**Required work:** Repeat the data below exactly, dropping any pictures it holds.

------

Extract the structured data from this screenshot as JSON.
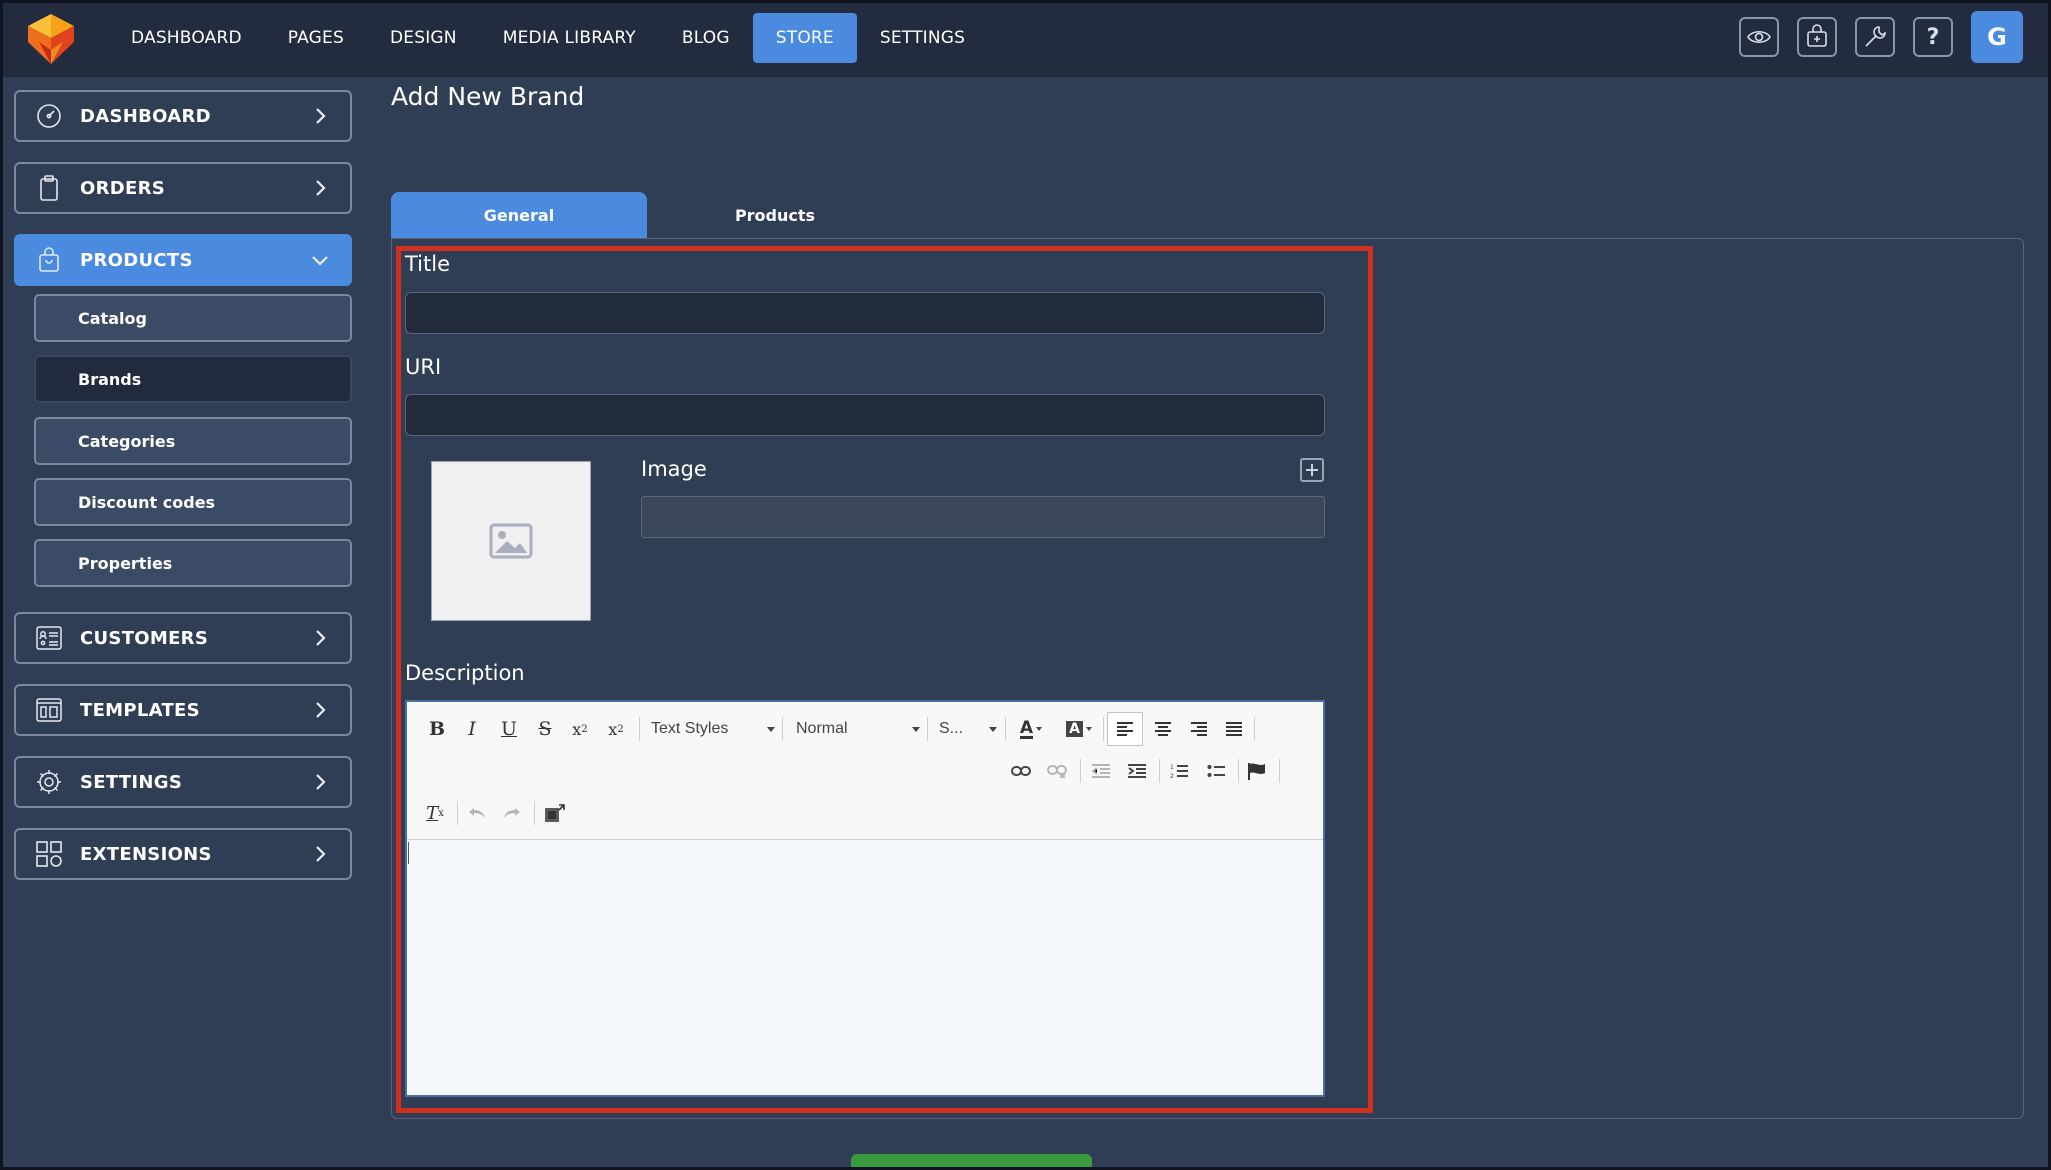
{
  "topnav": {
    "items": [
      "DASHBOARD",
      "PAGES",
      "DESIGN",
      "MEDIA LIBRARY",
      "BLOG",
      "STORE",
      "SETTINGS"
    ],
    "active": "STORE",
    "avatar_letter": "G",
    "icons": [
      "eye-icon",
      "store-icon",
      "wrench-icon",
      "help-icon"
    ]
  },
  "sidebar": {
    "items": [
      {
        "label": "DASHBOARD",
        "icon": "speedometer-icon"
      },
      {
        "label": "ORDERS",
        "icon": "clipboard-icon"
      },
      {
        "label": "PRODUCTS",
        "icon": "shopping-bag-icon"
      },
      {
        "label": "CUSTOMERS",
        "icon": "contacts-icon"
      },
      {
        "label": "TEMPLATES",
        "icon": "layout-icon"
      },
      {
        "label": "SETTINGS",
        "icon": "gear-icon"
      },
      {
        "label": "EXTENSIONS",
        "icon": "grid-icon"
      }
    ],
    "products_sub": [
      "Catalog",
      "Brands",
      "Categories",
      "Discount codes",
      "Properties"
    ],
    "selected_sub": "Brands"
  },
  "page": {
    "title": "Add New Brand",
    "tabs": [
      "General",
      "Products"
    ],
    "active_tab": "General"
  },
  "form": {
    "title_label": "Title",
    "title_value": "",
    "uri_label": "URI",
    "uri_value": "",
    "image_label": "Image",
    "image_value": "",
    "description_label": "Description"
  },
  "editor": {
    "text_styles": "Text Styles",
    "format": "Normal",
    "size": "S...",
    "content": ""
  },
  "colors": {
    "accent": "#4a8be0",
    "highlight": "#d0311f",
    "background": "#2f3d55",
    "topbar": "#222c3e",
    "save": "#3a9a3d"
  }
}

------

**Solution to this problem:**
Extract the structured data from this screenshot as JSON.
{
  "topnav": {
    "items": [
      "DASHBOARD",
      "PAGES",
      "DESIGN",
      "MEDIA LIBRARY",
      "BLOG",
      "STORE",
      "SETTINGS"
    ],
    "active": "STORE",
    "avatar_letter": "G",
    "icons": [
      "eye-icon",
      "store-icon",
      "wrench-icon",
      "help-icon"
    ]
  },
  "sidebar": {
    "items": [
      {
        "label": "DASHBOARD",
        "icon": "speedometer-icon"
      },
      {
        "label": "ORDERS",
        "icon": "clipboard-icon"
      },
      {
        "label": "PRODUCTS",
        "icon": "shopping-bag-icon"
      },
      {
        "label": "CUSTOMERS",
        "icon": "contacts-icon"
      },
      {
        "label": "TEMPLATES",
        "icon": "layout-icon"
      },
      {
        "label": "SETTINGS",
        "icon": "gear-icon"
      },
      {
        "label": "EXTENSIONS",
        "icon": "grid-icon"
      }
    ],
    "products_sub": [
      "Catalog",
      "Brands",
      "Categories",
      "Discount codes",
      "Properties"
    ],
    "selected_sub": "Brands"
  },
  "page": {
    "title": "Add New Brand",
    "tabs": [
      "General",
      "Products"
    ],
    "active_tab": "General"
  },
  "form": {
    "title_label": "Title",
    "title_value": "",
    "uri_label": "URI",
    "uri_value": "",
    "image_label": "Image",
    "image_value": "",
    "description_label": "Description"
  },
  "editor": {
    "text_styles": "Text Styles",
    "format": "Normal",
    "size": "S...",
    "content": ""
  },
  "colors": {
    "accent": "#4a8be0",
    "highlight": "#d0311f",
    "background": "#2f3d55",
    "topbar": "#222c3e",
    "save": "#3a9a3d"
  }
}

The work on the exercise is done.